--- Task ---
Find every line in the records below that contains the word "JSON", and copy each such line.

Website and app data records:
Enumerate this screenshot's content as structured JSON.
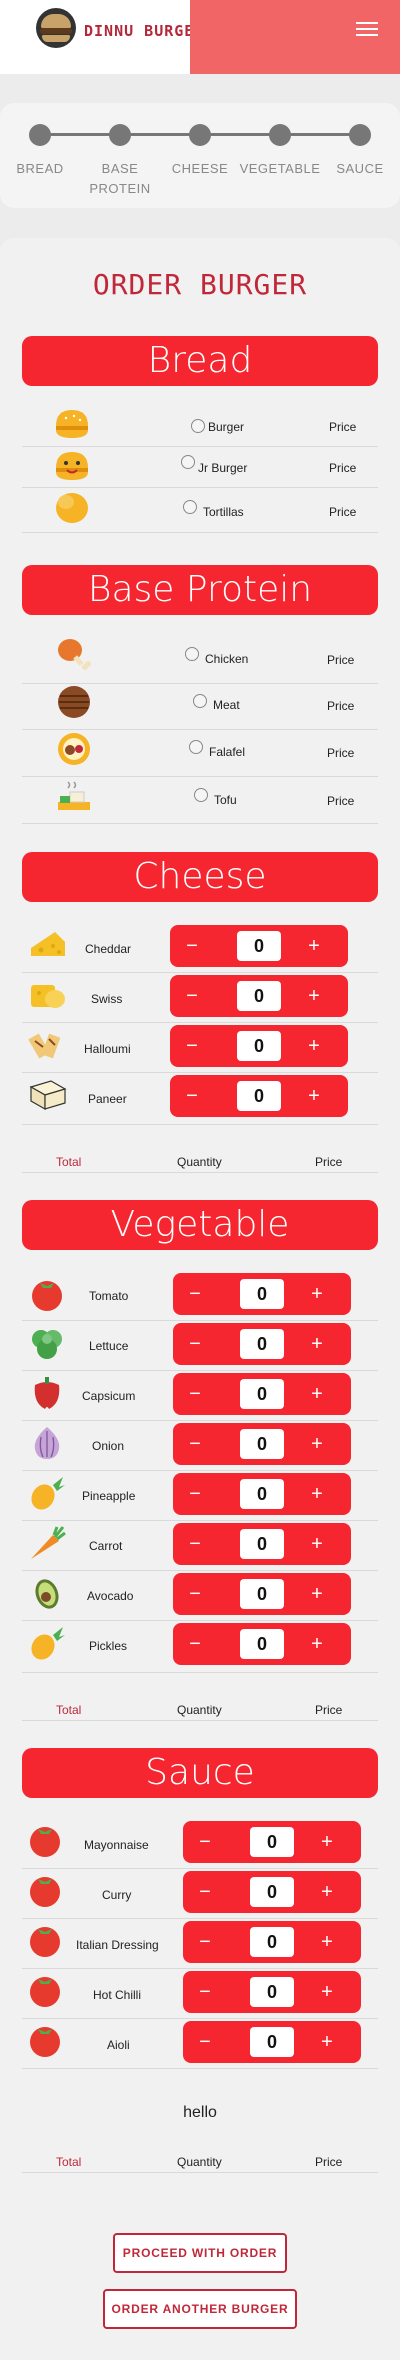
{
  "brand": "DINNU BURGER",
  "steps": [
    "BREAD",
    "BASE PROTEIN",
    "CHEESE",
    "VEGETABLE",
    "SAUCE"
  ],
  "order_title": "ORDER BURGER",
  "bread": {
    "title": "Bread",
    "items": [
      {
        "name": "Burger",
        "price_label": "Price",
        "icon": "burger-bun-icon"
      },
      {
        "name": "Jr Burger",
        "price_label": "Price",
        "icon": "jr-burger-icon"
      },
      {
        "name": "Tortillas",
        "price_label": "Price",
        "icon": "tortilla-icon"
      }
    ]
  },
  "base_protein": {
    "title": "Base Protein",
    "items": [
      {
        "name": "Chicken",
        "price_label": "Price",
        "icon": "chicken-leg-icon"
      },
      {
        "name": "Meat",
        "price_label": "Price",
        "icon": "meat-patty-icon"
      },
      {
        "name": "Falafel",
        "price_label": "Price",
        "icon": "falafel-icon"
      },
      {
        "name": "Tofu",
        "price_label": "Price",
        "icon": "tofu-icon"
      }
    ]
  },
  "cheese": {
    "title": "Cheese",
    "items": [
      {
        "name": "Cheddar",
        "qty": "0",
        "icon": "cheddar-icon"
      },
      {
        "name": "Swiss",
        "qty": "0",
        "icon": "swiss-cheese-icon"
      },
      {
        "name": "Halloumi",
        "qty": "0",
        "icon": "halloumi-icon"
      },
      {
        "name": "Paneer",
        "qty": "0",
        "icon": "paneer-icon"
      }
    ],
    "total": {
      "total": "Total",
      "quantity": "Quantity",
      "price": "Price"
    }
  },
  "vegetable": {
    "title": "Vegetable",
    "items": [
      {
        "name": "Tomato",
        "qty": "0",
        "icon": "tomato-icon"
      },
      {
        "name": "Lettuce",
        "qty": "0",
        "icon": "lettuce-icon"
      },
      {
        "name": "Capsicum",
        "qty": "0",
        "icon": "capsicum-icon"
      },
      {
        "name": "Onion",
        "qty": "0",
        "icon": "onion-icon"
      },
      {
        "name": "Pineapple",
        "qty": "0",
        "icon": "pineapple-icon"
      },
      {
        "name": "Carrot",
        "qty": "0",
        "icon": "carrot-icon"
      },
      {
        "name": "Avocado",
        "qty": "0",
        "icon": "avocado-icon"
      },
      {
        "name": "Pickles",
        "qty": "0",
        "icon": "pickles-icon"
      }
    ],
    "total": {
      "total": "Total",
      "quantity": "Quantity",
      "price": "Price"
    }
  },
  "sauce": {
    "title": "Sauce",
    "items": [
      {
        "name": "Mayonnaise",
        "qty": "0",
        "icon": "tomato-icon"
      },
      {
        "name": "Curry",
        "qty": "0",
        "icon": "tomato-icon"
      },
      {
        "name": "Italian Dressing",
        "qty": "0",
        "icon": "tomato-icon"
      },
      {
        "name": "Hot Chilli",
        "qty": "0",
        "icon": "tomato-icon"
      },
      {
        "name": "Aioli",
        "qty": "0",
        "icon": "tomato-icon"
      }
    ],
    "note": "hello",
    "total": {
      "total": "Total",
      "quantity": "Quantity",
      "price": "Price"
    }
  },
  "stepper_symbols": {
    "minus": "−",
    "plus": "+"
  },
  "buttons": {
    "proceed": "PROCEED WITH ORDER",
    "another": "ORDER ANOTHER BURGER"
  },
  "colors": {
    "accent": "#f5262f",
    "brand_red": "#c0283a",
    "header_pink": "#f26567"
  }
}
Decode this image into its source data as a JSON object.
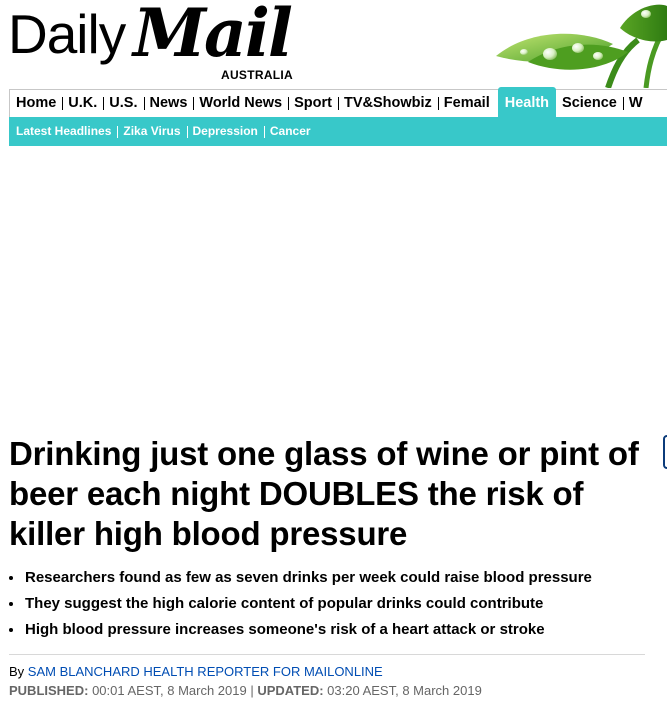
{
  "masthead": {
    "logo_daily": "Daily",
    "logo_mail": "Mail",
    "edition": "AUSTRALIA"
  },
  "nav_primary": [
    {
      "label": "Home"
    },
    {
      "label": "U.K."
    },
    {
      "label": "U.S."
    },
    {
      "label": "News"
    },
    {
      "label": "World News"
    },
    {
      "label": "Sport"
    },
    {
      "label": "TV&Showbiz"
    },
    {
      "label": "Femail"
    },
    {
      "label": "Health",
      "active": true
    },
    {
      "label": "Science"
    },
    {
      "label": "W"
    }
  ],
  "nav_secondary": [
    {
      "label": "Latest Headlines"
    },
    {
      "label": "Zika Virus"
    },
    {
      "label": "Depression"
    },
    {
      "label": "Cancer"
    }
  ],
  "article": {
    "headline": "Drinking just one glass of wine or pint of beer each night DOUBLES the risk of killer high blood pressure",
    "bullets": [
      "Researchers found as few as seven drinks per week could raise blood pressure",
      "They suggest the high calorie content of popular drinks could contribute",
      "High blood pressure increases someone's risk of a heart attack or stroke"
    ],
    "byline_prefix": "By ",
    "author": "SAM BLANCHARD HEALTH REPORTER FOR MAILONLINE",
    "published_label": "PUBLISHED:",
    "published_value": " 00:01 AEST, 8 March 2019",
    "separator": " | ",
    "updated_label": "UPDATED:",
    "updated_value": " 03:20 AEST, 8 March 2019"
  },
  "colors": {
    "accent_teal": "#38c8c9",
    "author_blue": "#004db3",
    "date_gray": "#666666"
  },
  "icons": {
    "masthead_art": "green-leaves-with-water-drops"
  }
}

--- Your response ---
Enumerate this screenshot's content as structured JSON.
Decode this image into its source data as a JSON object.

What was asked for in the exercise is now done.